DESCRIPTION OF THE TASK
Among the lines below, count those with "categories". Give the total alone.

----------------------------------------

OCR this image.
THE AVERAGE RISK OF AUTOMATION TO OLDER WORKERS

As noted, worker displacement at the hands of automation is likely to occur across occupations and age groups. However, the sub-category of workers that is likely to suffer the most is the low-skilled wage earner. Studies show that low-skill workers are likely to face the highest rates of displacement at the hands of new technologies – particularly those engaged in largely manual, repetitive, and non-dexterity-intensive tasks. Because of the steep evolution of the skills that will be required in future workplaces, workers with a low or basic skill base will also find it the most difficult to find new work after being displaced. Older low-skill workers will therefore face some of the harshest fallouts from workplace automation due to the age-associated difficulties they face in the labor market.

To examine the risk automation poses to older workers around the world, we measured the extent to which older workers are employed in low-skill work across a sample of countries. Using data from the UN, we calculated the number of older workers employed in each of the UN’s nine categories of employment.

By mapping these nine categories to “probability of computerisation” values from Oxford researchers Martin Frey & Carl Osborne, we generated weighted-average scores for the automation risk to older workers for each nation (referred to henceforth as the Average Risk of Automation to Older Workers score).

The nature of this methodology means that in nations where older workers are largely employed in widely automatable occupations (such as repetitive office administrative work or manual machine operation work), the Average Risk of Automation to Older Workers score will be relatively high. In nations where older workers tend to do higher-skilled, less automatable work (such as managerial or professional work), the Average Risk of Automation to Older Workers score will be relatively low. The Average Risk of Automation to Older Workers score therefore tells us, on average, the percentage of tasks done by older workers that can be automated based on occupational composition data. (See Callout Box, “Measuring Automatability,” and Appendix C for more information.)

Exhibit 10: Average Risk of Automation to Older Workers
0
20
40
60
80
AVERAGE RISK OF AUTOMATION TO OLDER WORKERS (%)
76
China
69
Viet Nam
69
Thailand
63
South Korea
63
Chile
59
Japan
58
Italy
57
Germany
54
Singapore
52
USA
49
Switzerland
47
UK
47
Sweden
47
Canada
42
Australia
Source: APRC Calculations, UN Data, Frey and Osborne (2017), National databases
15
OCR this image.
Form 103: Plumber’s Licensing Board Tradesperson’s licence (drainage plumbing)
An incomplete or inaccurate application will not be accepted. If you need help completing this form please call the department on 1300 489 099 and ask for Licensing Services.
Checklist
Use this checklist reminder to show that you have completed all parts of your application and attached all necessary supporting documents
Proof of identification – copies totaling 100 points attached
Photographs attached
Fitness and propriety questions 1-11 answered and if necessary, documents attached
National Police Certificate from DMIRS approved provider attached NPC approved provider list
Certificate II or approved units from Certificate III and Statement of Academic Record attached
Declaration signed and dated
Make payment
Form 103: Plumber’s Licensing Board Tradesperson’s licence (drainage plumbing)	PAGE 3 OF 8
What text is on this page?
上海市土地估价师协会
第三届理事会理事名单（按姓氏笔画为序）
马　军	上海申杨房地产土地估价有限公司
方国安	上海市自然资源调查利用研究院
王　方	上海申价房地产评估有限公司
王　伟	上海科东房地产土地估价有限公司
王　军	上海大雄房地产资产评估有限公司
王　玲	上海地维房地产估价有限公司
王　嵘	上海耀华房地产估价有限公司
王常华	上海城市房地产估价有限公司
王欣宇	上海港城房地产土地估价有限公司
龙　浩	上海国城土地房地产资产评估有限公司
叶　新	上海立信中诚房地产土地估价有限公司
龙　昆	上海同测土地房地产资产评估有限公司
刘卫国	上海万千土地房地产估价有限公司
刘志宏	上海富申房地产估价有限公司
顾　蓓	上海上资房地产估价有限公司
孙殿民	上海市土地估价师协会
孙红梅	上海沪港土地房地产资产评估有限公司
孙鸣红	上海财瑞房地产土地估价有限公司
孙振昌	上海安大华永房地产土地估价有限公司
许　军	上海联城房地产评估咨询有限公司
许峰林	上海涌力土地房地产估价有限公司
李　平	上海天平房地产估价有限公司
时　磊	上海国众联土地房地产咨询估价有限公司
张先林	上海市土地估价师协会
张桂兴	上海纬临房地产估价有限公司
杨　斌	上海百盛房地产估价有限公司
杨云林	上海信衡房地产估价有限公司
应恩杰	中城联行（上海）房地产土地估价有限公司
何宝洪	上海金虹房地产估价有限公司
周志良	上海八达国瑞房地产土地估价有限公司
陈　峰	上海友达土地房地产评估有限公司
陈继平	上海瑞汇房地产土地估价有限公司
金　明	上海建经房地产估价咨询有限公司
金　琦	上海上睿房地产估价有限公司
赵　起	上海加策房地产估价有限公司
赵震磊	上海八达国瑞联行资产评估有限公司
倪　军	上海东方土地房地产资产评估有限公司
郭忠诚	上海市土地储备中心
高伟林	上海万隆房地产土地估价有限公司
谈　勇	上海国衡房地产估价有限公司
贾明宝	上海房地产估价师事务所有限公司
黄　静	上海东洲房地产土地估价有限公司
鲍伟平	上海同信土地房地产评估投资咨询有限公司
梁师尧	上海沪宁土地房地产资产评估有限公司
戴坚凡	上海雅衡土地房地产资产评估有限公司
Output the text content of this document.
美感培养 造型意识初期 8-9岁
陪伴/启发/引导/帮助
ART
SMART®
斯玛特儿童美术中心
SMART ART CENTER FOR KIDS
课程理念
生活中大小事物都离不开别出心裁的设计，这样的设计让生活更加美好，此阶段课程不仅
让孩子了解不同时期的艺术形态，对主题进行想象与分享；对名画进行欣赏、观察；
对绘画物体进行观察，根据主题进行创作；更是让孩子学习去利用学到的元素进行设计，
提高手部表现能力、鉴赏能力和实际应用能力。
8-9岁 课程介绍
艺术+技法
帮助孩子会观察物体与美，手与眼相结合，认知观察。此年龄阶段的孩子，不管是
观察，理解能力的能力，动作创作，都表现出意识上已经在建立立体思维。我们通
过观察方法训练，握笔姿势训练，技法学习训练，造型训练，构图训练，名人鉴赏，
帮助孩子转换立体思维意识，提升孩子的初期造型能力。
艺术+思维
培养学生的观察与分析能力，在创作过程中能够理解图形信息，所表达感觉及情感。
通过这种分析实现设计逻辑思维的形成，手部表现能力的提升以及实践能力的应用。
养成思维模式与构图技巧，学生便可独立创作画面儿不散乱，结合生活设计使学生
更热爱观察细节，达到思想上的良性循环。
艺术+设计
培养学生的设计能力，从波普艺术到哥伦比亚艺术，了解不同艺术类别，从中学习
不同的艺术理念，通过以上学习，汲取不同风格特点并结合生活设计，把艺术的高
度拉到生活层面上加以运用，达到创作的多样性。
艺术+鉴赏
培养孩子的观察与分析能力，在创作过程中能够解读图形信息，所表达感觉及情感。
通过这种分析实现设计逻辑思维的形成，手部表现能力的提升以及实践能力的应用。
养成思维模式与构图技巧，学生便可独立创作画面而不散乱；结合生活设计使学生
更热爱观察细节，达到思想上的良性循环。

----------------------------------------

THE OUTPUT
2